Introduction
Instancing is a very useful tool, not least because you can have one material setup that gives each instance an unique look (based on Instance ID). The Array Modifier is another useful tool, and it is similar to instancing (duplicating meshes), but it doesn’t give you the same options to control the material setup per copy in the same way1.
You could use an Array Modifier to distribute faces (or vertices) that you then use for instancing objects (which material you then can control with Instance ID), but it might not be that intuitive to setup, you have to have two objects (instead of one), etc. So, wouldn’t it be great if you could get something like Instance IDs for a normal Array Modifier setup, and in fact: You can!
Here I’ll go through how to get an (sequential) “Instance ID” with the Array Modifier (in several different ways), as well as a (pseudo) random ID.
This is aimed towards Octane (and Blender), but a similar setup will work with any render engine.
Please note that these instructions are written with the aim to help a beginner, if you’re a more confident Blender user you could probably just skim through the text (and/or look at the provided examples/screenshots) to get the gist of it.
Setting up the object and modifier
In this example we will assume that we are setting up a simple grid (two Array Modifiers, one for X, one for Y), but this method can be used in more complex setups.
The first step is to set up the Array Modifier(s)2, where we need to change the U and V offsets under the UVs drop down. For one of the modifiers (eg. the “X-axis modifier”) we are going change the U offset, and for the other the V offset (leaving the other offset at 0).

# MATERIAL PROVIDED
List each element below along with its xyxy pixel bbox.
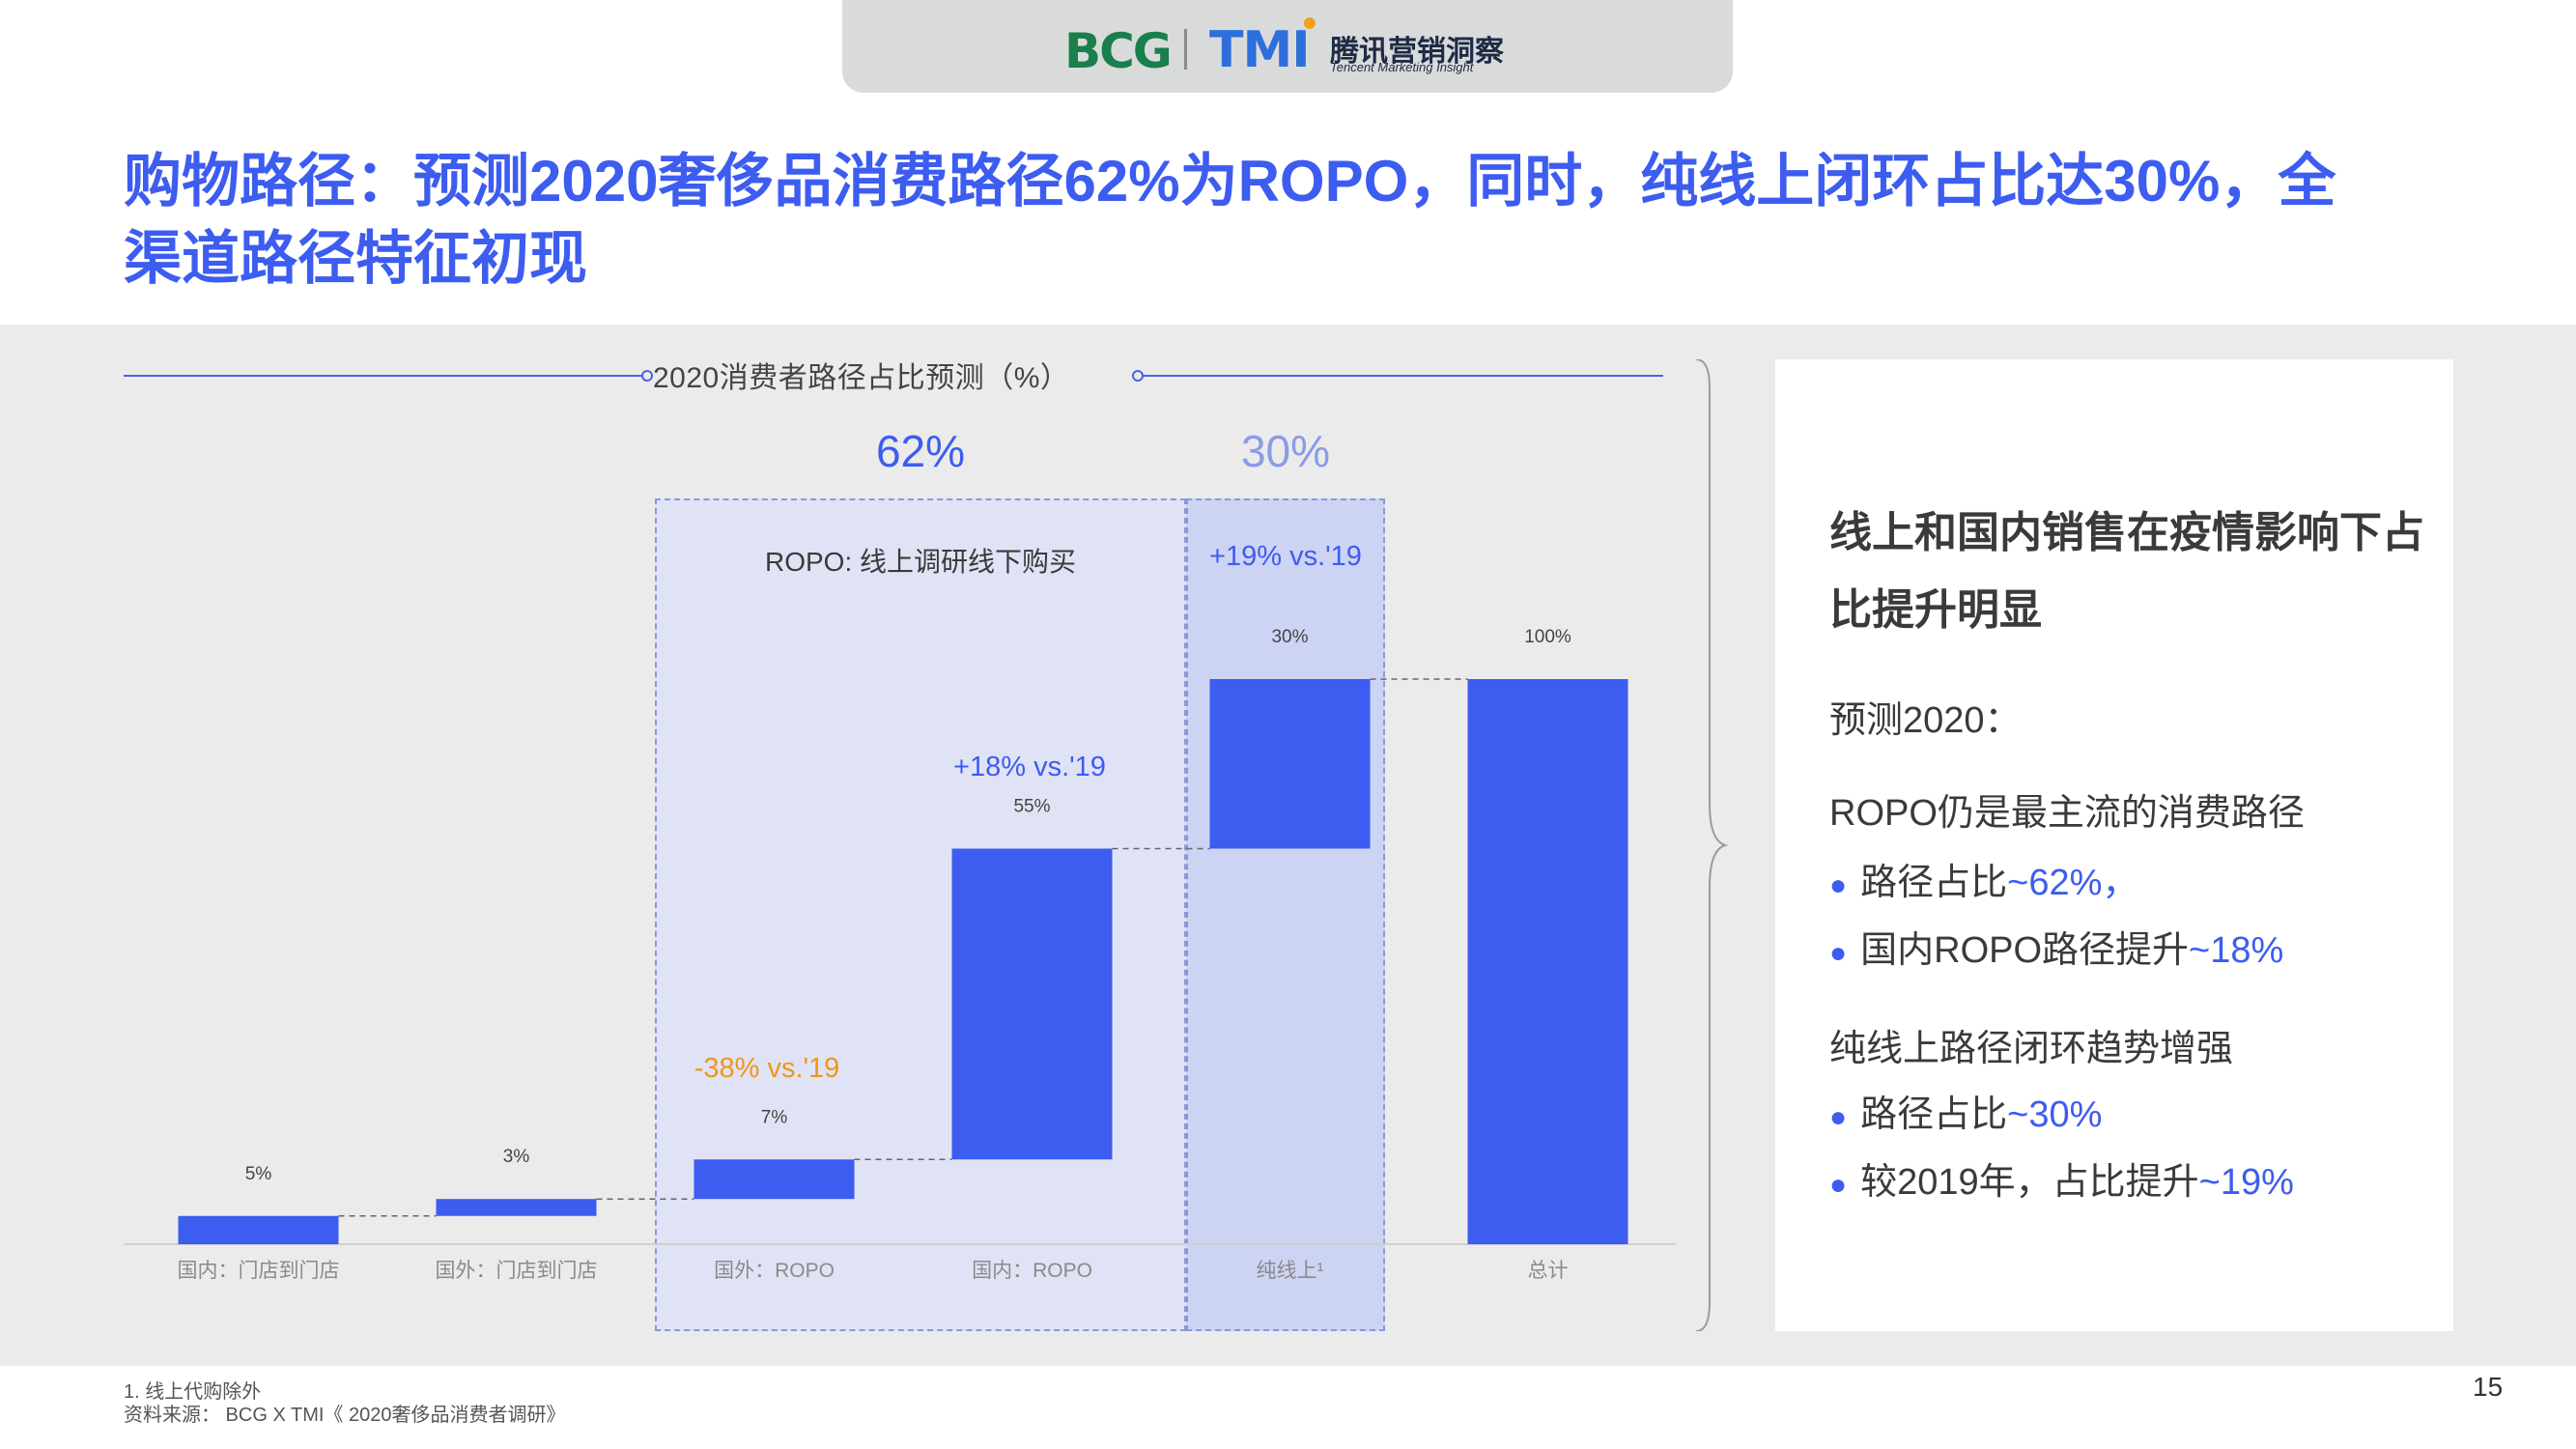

# WRITTEN INSTRUCTION 1
In the Array Modifier text, which offsets under the UVs drop down need to be changed?
# WRITTEN INSTRUCTION 2
Return, word for word, the part of the Array Modifier text that opens with the words containing "This is aimed" and closes with "offset at 0).".

# RESULT 1
The U and V offsets.

# RESULT 2
This is aimed towards Octane (and Blender), but a similar setup will work with any render engine.
Please note that these instructions are written with the aim to help a beginner, if you’re a more confident Blender user you could probably just skim through the text (and/or look at the provided examples/screenshots) to get the gist of it.
Setting up the object and modifier
In this example we will assume that we are setting up a simple grid (two Array Modifiers, one for X, one for Y), but this method can be used in more complex setups.
The first step is to set up the Array Modifier(s)2, where we need to change the U and V offsets under the UVs drop down. For one of the modifiers (eg. the “X-axis modifier”) we are going change the U offset, and for the other the V offset (leaving the other offset at 0).